Rows from a figure dataset
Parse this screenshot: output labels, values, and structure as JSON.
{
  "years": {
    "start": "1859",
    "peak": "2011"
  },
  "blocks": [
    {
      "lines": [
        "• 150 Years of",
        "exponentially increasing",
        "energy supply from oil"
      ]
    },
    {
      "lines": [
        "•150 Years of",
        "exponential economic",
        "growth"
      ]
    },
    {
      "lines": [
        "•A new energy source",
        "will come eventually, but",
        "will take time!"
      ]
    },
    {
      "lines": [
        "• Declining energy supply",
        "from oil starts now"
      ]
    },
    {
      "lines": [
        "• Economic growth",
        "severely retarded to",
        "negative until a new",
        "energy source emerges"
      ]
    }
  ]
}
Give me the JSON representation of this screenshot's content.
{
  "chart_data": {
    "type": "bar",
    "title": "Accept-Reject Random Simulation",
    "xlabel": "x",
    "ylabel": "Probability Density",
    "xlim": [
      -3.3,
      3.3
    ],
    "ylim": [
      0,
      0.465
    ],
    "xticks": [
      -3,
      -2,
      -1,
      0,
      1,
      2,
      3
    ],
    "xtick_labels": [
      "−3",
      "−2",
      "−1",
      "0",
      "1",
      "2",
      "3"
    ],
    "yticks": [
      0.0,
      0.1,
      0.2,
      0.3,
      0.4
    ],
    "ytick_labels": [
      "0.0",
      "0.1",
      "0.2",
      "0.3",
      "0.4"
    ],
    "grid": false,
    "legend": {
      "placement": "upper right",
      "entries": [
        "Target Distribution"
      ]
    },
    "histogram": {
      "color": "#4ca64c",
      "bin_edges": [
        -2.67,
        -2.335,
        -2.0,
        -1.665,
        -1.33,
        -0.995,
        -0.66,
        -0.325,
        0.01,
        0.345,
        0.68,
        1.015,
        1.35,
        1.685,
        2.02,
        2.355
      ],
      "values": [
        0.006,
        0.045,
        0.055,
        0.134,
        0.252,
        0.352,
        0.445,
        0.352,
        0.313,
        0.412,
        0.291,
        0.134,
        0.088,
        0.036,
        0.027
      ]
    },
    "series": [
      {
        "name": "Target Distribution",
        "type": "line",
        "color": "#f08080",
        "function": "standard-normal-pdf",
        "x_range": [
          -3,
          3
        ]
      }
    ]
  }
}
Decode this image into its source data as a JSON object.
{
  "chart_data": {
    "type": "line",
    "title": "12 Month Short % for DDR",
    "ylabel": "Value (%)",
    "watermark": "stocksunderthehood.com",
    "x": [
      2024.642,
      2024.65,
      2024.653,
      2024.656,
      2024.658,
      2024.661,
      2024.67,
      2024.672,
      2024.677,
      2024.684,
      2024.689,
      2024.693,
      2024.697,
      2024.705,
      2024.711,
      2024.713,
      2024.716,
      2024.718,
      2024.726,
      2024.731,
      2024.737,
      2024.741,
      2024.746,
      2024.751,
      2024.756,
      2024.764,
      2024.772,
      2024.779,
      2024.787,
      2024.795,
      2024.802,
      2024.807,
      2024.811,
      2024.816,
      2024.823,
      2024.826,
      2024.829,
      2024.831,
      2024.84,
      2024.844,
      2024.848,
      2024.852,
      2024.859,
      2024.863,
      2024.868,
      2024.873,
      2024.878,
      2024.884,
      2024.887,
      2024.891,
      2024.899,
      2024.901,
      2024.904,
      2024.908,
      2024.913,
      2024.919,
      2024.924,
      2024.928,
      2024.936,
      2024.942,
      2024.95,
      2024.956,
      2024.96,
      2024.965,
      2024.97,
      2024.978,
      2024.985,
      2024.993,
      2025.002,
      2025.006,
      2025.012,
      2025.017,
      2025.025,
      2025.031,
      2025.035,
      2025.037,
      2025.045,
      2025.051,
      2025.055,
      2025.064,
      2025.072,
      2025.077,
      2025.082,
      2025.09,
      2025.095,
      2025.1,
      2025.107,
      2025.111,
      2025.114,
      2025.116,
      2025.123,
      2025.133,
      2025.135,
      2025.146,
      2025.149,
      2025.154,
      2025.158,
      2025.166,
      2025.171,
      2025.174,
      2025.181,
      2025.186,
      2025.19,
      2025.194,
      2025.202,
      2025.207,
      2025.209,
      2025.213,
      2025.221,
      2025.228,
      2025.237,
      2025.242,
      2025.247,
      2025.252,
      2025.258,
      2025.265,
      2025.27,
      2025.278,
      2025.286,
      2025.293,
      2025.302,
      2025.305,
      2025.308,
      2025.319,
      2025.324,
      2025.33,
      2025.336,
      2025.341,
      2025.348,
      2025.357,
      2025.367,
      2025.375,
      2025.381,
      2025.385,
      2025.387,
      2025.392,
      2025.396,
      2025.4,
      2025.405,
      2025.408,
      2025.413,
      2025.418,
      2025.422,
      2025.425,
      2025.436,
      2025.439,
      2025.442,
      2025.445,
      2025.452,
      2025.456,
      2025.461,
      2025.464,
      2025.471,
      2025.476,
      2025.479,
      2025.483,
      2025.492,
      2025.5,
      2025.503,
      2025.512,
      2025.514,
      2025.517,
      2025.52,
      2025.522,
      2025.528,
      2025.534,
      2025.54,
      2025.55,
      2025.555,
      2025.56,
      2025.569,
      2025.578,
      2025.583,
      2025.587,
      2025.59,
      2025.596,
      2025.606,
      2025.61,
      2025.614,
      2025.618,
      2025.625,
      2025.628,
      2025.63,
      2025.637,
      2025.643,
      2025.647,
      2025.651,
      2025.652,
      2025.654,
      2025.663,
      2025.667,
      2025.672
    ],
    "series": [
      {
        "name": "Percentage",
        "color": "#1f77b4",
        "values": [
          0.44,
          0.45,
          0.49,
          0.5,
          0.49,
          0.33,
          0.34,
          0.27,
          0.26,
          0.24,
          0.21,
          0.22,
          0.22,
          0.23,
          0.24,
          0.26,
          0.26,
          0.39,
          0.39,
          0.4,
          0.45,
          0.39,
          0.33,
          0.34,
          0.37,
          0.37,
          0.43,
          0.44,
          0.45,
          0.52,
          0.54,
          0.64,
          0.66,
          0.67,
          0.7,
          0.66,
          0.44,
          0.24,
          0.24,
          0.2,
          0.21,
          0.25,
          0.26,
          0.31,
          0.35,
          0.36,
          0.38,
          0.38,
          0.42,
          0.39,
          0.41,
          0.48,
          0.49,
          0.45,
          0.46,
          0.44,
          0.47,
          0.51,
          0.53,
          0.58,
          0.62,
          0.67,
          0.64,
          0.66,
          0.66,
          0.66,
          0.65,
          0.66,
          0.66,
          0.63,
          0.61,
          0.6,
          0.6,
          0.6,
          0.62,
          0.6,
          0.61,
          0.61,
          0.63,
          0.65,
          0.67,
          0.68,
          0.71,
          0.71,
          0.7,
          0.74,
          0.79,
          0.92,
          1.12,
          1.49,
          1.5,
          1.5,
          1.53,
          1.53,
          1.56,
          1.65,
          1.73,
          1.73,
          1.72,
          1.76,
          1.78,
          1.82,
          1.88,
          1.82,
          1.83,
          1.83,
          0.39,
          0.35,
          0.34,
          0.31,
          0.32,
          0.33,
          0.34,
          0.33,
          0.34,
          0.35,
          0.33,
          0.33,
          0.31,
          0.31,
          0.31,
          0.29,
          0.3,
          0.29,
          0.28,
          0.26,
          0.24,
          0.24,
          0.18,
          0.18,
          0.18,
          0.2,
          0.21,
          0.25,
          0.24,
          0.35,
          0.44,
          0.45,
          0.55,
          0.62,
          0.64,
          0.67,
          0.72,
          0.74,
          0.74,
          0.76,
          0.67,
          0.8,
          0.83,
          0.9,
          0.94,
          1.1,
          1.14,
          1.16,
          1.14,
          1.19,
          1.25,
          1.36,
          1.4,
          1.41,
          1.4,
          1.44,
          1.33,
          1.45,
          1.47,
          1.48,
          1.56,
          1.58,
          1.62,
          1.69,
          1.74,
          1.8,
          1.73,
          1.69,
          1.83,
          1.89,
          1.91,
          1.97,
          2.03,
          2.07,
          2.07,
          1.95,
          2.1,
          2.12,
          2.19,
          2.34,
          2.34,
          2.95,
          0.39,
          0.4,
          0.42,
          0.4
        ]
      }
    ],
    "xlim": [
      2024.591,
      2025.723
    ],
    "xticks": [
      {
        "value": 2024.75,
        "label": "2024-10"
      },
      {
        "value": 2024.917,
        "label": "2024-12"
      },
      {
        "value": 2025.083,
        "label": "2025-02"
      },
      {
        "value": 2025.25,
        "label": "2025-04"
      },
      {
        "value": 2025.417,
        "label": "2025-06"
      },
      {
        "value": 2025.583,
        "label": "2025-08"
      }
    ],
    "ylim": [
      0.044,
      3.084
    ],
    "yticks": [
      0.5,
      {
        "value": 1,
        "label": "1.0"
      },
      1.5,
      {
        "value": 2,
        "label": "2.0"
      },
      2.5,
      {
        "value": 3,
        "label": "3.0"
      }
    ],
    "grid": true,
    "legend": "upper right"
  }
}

**Directive**
Count the lines that hold the string "JSON", and reply with that number alone.

**Complete output**
3